* [Trecho do documento]
/---

Não é de hoje que se fala em “toque de recolher” ou no denominado “recolhimento obrigatório” que nada mais é do que a proibição, decretada por uma autoridade competente, para que as pessoas não permaneçam nas ruas após determinada hora, individual ou coletivamente, de sorte que aquele que desobedecer aos mandamentos impostos pode ser detido e penalizado.
É ainda, o “toque de recolher” uma medida de segurança pública ou de proteção da ordem civil que pode ser usada também, como repressão política, como foi largamente utilizada por ocasião da segunda guerra mundial, principalmente pelos nazistas que impunham restrições ao povo judeu.
Atualmente, parece que alguns municípios encontraram no denominado “toque de recolher” a solução para o grande problema da delinqüência juvenil. Em que pese a boa intenção que pode estar embutida nessas medidas, vejo como preocupante a escalada do Estado na restrição da liberdade dos cidadãos, em nome de uma suposta paz social. A pior coisa que existe é o fato de se encontrar solução simplista, atacando um preceito fundamental que é a liberdade, sob duvidosa eficácia da medida de exceção.
A grave crise de insegurança vivida nos dias atuais nos grandes centros urbanos não poderá ser solucionada mediante medidas paliativas ou simplistas como essas que estão sendo adotadas em vários municípios. O problema da delinqüência juvenil tem raízes mais profundas que não são extirpadas com providências de caráter sensacionalista, como essas noticiadas.
Receio que a cada dia que passa o Estado, sob pretexto de proteger a sociedade, assuma uma escalada de cerceamento das liberdades públicas, sob olhares inertes da sociedade. De repente vão decretar “toque de recolher”, também, para os adultos, com o intuito de se evitarem assaltos, seqüestros relâmpagos e outros crimes. O adulto ficará proibido de permanecer ou transitar pelas vias públicas a partir de determinada hora. O Estado vai obrigar o cidadão a permanecer em sua casa, enclausurado – aliás, isso já vem ocorrendo nos grandes centros urbanos – para impedir a ocorrência de assaltos ou outros crimes.

\---

* [Lista de tarefas]
1. Traduza para o inglês esta frase do texto sobre o toque de recolher: "O adulto ficará proibido de permanecer ou transitar pelas vias públicas a partir de determinada hora."
2. Transcreva sem alterações o trecho do texto sobre o toque de recolher, começando nas palavras "Não é de hoje" e parando depois de "ao povo judeu.".
3. Responda com base no texto sobre o toque de recolher:
(a) Em qual guerra o toque de recolher foi largamente utilizado como repressão política?
(b) Para qual problema alguns municípios acreditam ter encontrado solução no toque de recolher?
(c) Que crimes um toque de recolher para adultos teria o intuito de evitar?
O material que vem depois deste ponto tem outra origem.

* [Informações fornecidas]
/---

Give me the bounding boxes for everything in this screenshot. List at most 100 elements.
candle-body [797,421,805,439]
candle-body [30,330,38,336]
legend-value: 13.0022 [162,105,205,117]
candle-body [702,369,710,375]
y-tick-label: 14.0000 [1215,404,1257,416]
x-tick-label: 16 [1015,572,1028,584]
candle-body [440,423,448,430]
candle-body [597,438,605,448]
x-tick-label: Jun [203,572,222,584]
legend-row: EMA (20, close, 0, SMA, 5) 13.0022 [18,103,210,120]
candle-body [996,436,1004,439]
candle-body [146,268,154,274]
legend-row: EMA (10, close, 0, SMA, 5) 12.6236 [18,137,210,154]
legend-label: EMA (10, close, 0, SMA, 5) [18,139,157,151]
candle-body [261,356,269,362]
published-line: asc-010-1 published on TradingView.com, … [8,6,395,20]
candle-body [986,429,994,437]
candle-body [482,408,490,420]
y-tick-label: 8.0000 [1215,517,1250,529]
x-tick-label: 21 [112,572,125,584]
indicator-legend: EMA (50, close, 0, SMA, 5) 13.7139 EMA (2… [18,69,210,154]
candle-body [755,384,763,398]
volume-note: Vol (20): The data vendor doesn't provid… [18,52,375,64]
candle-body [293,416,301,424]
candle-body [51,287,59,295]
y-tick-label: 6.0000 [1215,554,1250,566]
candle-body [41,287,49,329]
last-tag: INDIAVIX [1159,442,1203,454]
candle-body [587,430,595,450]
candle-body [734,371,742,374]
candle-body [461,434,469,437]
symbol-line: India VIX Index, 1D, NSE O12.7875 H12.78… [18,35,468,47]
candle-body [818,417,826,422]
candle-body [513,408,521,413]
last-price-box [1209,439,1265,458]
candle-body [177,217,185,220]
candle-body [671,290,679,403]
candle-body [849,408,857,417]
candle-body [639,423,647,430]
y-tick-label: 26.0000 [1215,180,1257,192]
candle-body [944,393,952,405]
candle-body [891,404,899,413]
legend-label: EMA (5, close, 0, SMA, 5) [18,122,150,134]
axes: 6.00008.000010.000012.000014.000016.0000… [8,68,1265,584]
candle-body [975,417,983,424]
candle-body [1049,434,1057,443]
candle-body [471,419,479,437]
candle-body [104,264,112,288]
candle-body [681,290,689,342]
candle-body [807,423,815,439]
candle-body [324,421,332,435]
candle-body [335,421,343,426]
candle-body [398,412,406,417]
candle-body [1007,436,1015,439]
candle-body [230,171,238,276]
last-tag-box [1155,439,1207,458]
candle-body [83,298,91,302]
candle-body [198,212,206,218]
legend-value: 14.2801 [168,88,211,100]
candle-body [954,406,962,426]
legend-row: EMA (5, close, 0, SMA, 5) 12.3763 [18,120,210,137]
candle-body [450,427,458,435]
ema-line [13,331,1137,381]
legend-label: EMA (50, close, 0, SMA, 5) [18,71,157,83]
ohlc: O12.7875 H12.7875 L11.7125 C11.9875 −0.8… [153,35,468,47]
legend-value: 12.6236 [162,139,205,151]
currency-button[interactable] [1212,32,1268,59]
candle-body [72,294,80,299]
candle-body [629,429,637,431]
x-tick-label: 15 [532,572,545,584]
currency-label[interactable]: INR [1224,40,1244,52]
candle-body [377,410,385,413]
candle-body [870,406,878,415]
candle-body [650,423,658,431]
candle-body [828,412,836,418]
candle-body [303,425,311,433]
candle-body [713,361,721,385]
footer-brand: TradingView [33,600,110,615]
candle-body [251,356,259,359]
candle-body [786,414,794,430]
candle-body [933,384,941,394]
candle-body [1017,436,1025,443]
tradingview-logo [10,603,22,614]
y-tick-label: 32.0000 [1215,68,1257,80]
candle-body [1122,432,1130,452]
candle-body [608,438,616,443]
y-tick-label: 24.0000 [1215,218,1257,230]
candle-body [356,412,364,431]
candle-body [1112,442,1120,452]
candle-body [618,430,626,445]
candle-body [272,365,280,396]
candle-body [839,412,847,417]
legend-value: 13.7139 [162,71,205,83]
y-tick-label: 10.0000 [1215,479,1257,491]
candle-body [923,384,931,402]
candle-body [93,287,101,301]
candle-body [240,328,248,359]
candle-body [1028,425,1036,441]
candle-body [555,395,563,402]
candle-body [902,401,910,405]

\---

* [Respostas esperadas]
1. The adult will be prohibited from remaining on or moving along public roads after a certain hour.

2.
Não é de hoje que se fala em “toque de recolher” ou no denominado “recolhimento obrigatório” que nada mais é do que a proibição, decretada por uma autoridade competente, para que as pessoas não permaneçam nas ruas após determinada hora, individual ou coletivamente, de sorte que aquele que desobedecer aos mandamentos impostos pode ser detido e penalizado.
É ainda, o “toque de recolher” uma medida de segurança pública ou de proteção da ordem civil que pode ser usada também, como repressão política, como foi largamente utilizada por ocasião da segunda guerra mundial, principalmente pelos nazistas que impunham restrições ao povo judeu.

3.
(a) Na segunda guerra mundial.
(b) A delinqüência juvenil.
(c) Assaltos, seqüestros relâmpagos e outros crimes.